[EXERCISE INPUTS start]
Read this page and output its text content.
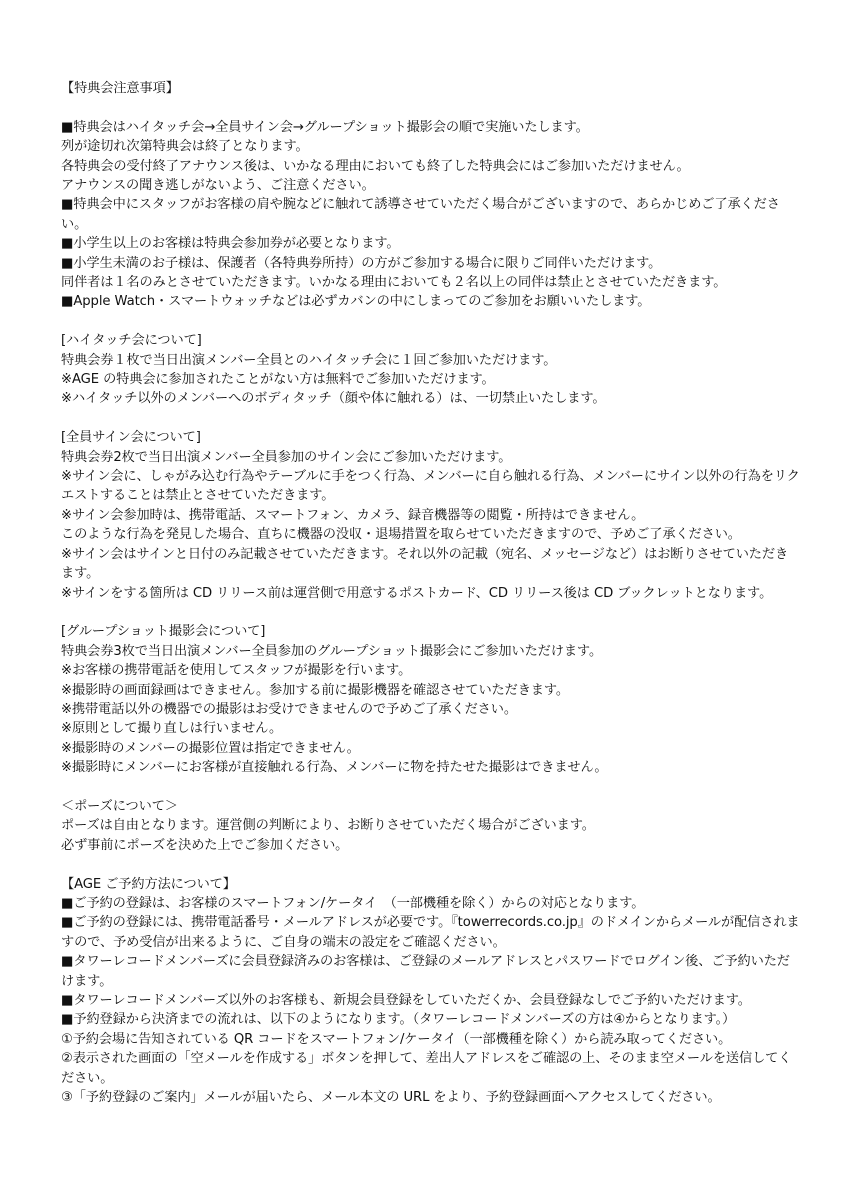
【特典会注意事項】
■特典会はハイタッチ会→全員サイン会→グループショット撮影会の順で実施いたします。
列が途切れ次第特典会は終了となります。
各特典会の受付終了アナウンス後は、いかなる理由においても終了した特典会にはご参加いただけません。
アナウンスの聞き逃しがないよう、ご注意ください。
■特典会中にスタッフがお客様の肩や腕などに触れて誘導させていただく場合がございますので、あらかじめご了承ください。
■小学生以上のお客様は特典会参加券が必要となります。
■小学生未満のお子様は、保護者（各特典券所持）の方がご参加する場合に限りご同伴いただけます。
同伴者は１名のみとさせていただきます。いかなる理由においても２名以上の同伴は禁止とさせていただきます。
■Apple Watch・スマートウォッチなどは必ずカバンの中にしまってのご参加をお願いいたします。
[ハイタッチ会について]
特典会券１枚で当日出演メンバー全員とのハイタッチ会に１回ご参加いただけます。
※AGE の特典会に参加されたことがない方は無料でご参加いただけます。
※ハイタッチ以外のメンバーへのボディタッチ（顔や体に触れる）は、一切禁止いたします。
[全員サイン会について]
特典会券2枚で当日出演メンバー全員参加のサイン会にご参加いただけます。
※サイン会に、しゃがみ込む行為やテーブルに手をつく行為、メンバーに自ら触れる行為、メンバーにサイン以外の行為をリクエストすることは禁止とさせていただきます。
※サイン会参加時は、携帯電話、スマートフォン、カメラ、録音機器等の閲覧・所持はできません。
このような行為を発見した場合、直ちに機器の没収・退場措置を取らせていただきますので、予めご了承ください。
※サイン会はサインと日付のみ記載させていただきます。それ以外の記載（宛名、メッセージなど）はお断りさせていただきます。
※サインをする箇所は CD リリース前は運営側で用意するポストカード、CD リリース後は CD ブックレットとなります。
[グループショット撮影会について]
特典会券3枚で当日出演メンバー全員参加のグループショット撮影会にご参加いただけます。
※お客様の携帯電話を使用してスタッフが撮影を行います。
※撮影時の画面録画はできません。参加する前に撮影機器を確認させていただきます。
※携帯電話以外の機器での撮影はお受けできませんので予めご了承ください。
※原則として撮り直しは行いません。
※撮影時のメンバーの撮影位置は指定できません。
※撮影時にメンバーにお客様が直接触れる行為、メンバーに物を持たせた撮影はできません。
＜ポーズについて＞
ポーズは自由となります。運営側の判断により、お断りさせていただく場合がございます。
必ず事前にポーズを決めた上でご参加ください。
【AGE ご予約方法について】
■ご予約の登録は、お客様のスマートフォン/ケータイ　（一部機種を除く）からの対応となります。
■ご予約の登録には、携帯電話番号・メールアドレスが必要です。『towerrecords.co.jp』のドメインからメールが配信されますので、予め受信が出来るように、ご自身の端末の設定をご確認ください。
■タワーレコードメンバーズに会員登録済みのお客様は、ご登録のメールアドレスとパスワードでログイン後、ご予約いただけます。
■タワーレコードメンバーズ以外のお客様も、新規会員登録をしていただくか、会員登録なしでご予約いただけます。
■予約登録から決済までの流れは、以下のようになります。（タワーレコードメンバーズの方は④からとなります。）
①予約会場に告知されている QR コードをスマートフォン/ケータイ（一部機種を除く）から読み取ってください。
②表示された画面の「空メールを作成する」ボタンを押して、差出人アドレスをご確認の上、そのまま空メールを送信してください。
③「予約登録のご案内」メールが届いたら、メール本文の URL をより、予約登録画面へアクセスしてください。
[EXERCISE INPUTS end]
■ **SHORT TASK**:
Make an exact copy of the listing above. Do not include the pictures.

■ **SOLUTION**:
Read this page and output its text content.
【特典会注意事項】
■特典会はハイタッチ会→全員サイン会→グループショット撮影会の順で実施いたします。
列が途切れ次第特典会は終了となります。
各特典会の受付終了アナウンス後は、いかなる理由においても終了した特典会にはご参加いただけません。
アナウンスの聞き逃しがないよう、ご注意ください。
■特典会中にスタッフがお客様の肩や腕などに触れて誘導させていただく場合がございますので、あらかじめご了承ください。
■小学生以上のお客様は特典会参加券が必要となります。
■小学生未満のお子様は、保護者（各特典券所持）の方がご参加する場合に限りご同伴いただけます。
同伴者は１名のみとさせていただきます。いかなる理由においても２名以上の同伴は禁止とさせていただきます。
■Apple Watch・スマートウォッチなどは必ずカバンの中にしまってのご参加をお願いいたします。
[ハイタッチ会について]
特典会券１枚で当日出演メンバー全員とのハイタッチ会に１回ご参加いただけます。
※AGE の特典会に参加されたことがない方は無料でご参加いただけます。
※ハイタッチ以外のメンバーへのボディタッチ（顔や体に触れる）は、一切禁止いたします。
[全員サイン会について]
特典会券2枚で当日出演メンバー全員参加のサイン会にご参加いただけます。
※サイン会に、しゃがみ込む行為やテーブルに手をつく行為、メンバーに自ら触れる行為、メンバーにサイン以外の行為をリクエストすることは禁止とさせていただきます。
※サイン会参加時は、携帯電話、スマートフォン、カメラ、録音機器等の閲覧・所持はできません。
このような行為を発見した場合、直ちに機器の没収・退場措置を取らせていただきますので、予めご了承ください。
※サイン会はサインと日付のみ記載させていただきます。それ以外の記載（宛名、メッセージなど）はお断りさせていただきます。
※サインをする箇所は CD リリース前は運営側で用意するポストカード、CD リリース後は CD ブックレットとなります。
[グループショット撮影会について]
特典会券3枚で当日出演メンバー全員参加のグループショット撮影会にご参加いただけます。
※お客様の携帯電話を使用してスタッフが撮影を行います。
※撮影時の画面録画はできません。参加する前に撮影機器を確認させていただきます。
※携帯電話以外の機器での撮影はお受けできませんので予めご了承ください。
※原則として撮り直しは行いません。
※撮影時のメンバーの撮影位置は指定できません。
※撮影時にメンバーにお客様が直接触れる行為、メンバーに物を持たせた撮影はできません。
＜ポーズについて＞
ポーズは自由となります。運営側の判断により、お断りさせていただく場合がございます。
必ず事前にポーズを決めた上でご参加ください。
【AGE ご予約方法について】
■ご予約の登録は、お客様のスマートフォン/ケータイ　（一部機種を除く）からの対応となります。
■ご予約の登録には、携帯電話番号・メールアドレスが必要です。『towerrecords.co.jp』のドメインからメールが配信されますので、予め受信が出来るように、ご自身の端末の設定をご確認ください。
■タワーレコードメンバーズに会員登録済みのお客様は、ご登録のメールアドレスとパスワードでログイン後、ご予約いただけます。
■タワーレコードメンバーズ以外のお客様も、新規会員登録をしていただくか、会員登録なしでご予約いただけます。
■予約登録から決済までの流れは、以下のようになります。（タワーレコードメンバーズの方は④からとなります。）
①予約会場に告知されている QR コードをスマートフォン/ケータイ（一部機種を除く）から読み取ってください。
②表示された画面の「空メールを作成する」ボタンを押して、差出人アドレスをご確認の上、そのまま空メールを送信してください。
③「予約登録のご案内」メールが届いたら、メール本文の URL をより、予約登録画面へアクセスしてください。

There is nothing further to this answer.